● Given task:
Repeat every record below exactly, but leave out any pictures.

● Records shown:
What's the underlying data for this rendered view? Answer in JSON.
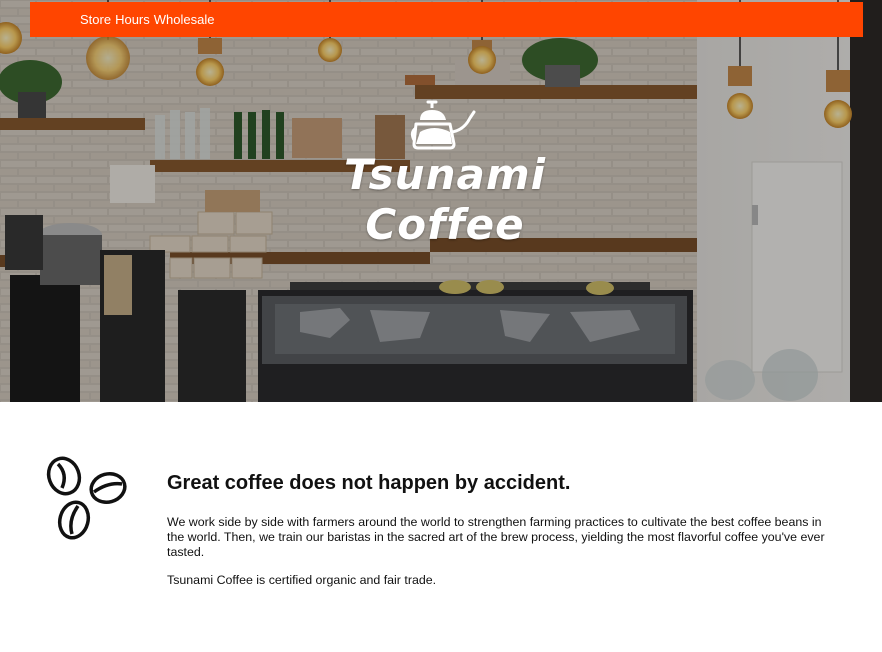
{
  "nav": {
    "links": [
      "Store",
      "Hours",
      "Wholesale"
    ],
    "color": "#ff4500"
  },
  "hero": {
    "logo_line1": "Tsunami",
    "logo_line2": "Coffee",
    "icon": "kettle-icon"
  },
  "main": {
    "icon": "coffee-beans-icon",
    "headline": "Great coffee does not happen by accident.",
    "paragraph1": "We work side by side with farmers around the world to strengthen farming practices to cultivate the best coffee beans in the world. Then, we train our baristas in the sacred art of the brew process, yielding the most flavorful coffee you've ever tasted.",
    "paragraph2": "Tsunami Coffee is certified organic and fair trade."
  }
}
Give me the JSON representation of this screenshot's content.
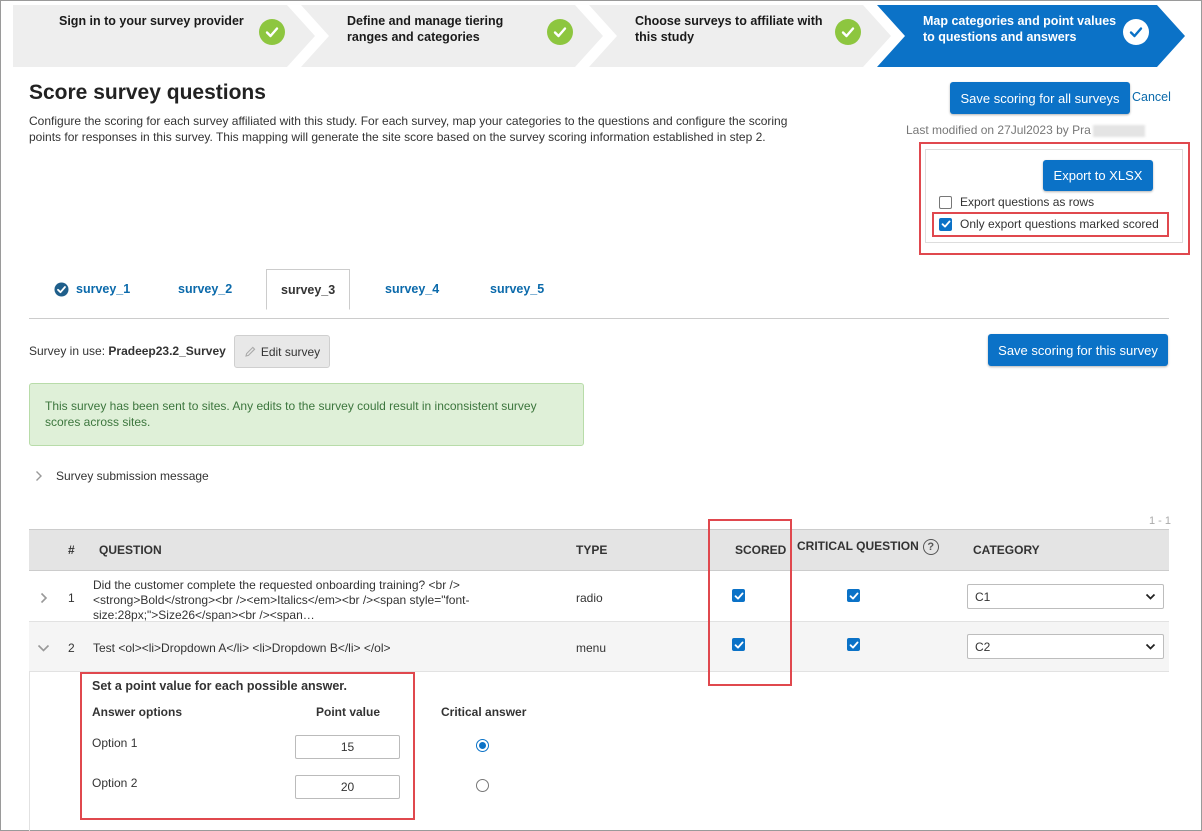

● Task solution:
What's the underlying data for this rendered view? Answer in JSON.
{
  "nav": {
    "links": [
      "Store",
      "Hours",
      "Wholesale"
    ],
    "color": "#ff4500"
  },
  "hero": {
    "logo_line1": "Tsunami",
    "logo_line2": "Coffee",
    "icon": "kettle-icon"
  },
  "main": {
    "icon": "coffee-beans-icon",
    "headline": "Great coffee does not happen by accident.",
    "paragraph1": "We work side by side with farmers around the world to strengthen farming practices to cultivate the best coffee beans in the world. Then, we train our baristas in the sacred art of the brew process, yielding the most flavorful coffee you've ever tasted.",
    "paragraph2": "Tsunami Coffee is certified organic and fair trade."
  }
}
Give me the JSON representation of this screenshot's content.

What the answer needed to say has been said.